[Your objective] Every line below that contains "nwebsite" is to be copied.
------------------------------------------------------------
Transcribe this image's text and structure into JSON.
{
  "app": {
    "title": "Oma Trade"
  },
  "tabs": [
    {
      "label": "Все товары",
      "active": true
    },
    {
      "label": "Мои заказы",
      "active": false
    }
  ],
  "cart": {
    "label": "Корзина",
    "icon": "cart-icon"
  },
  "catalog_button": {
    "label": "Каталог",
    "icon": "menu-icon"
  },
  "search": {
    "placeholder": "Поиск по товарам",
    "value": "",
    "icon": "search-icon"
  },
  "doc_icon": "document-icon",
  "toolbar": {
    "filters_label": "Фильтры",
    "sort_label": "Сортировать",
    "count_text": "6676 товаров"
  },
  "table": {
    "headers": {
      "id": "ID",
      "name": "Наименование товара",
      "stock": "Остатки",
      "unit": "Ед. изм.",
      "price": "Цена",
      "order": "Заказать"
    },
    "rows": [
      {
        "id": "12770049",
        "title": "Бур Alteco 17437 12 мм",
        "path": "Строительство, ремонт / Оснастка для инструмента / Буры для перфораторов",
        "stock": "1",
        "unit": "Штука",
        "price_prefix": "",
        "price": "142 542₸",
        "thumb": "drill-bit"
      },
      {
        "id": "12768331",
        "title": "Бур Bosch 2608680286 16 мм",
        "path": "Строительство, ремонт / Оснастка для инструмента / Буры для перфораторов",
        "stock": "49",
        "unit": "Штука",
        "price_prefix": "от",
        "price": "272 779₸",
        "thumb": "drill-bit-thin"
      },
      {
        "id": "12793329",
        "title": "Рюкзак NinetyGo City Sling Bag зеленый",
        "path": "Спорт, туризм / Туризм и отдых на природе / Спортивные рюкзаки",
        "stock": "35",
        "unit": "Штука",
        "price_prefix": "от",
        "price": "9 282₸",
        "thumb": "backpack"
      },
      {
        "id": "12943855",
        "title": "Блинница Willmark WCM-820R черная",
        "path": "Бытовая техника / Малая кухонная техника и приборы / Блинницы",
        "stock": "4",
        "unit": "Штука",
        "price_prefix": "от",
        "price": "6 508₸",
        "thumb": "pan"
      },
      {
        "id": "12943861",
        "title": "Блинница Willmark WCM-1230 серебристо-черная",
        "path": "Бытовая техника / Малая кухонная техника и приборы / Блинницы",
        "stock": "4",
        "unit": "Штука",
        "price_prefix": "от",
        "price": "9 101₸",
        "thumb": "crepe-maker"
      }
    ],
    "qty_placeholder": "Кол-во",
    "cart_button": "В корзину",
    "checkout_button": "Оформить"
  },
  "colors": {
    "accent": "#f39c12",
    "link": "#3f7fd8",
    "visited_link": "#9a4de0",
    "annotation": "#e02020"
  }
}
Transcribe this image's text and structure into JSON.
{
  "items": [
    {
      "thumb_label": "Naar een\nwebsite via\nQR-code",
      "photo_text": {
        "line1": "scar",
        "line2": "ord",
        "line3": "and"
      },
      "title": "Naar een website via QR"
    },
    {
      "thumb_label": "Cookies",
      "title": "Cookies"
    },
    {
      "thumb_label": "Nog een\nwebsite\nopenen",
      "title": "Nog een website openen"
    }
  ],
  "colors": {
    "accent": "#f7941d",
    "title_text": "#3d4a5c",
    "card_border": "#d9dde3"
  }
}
------------------------------------------------------------
[Exercise response]
      "thumb_label": "Naar een\nwebsite via\nQR-code",
      "thumb_label": "Nog een\nwebsite\nopenen",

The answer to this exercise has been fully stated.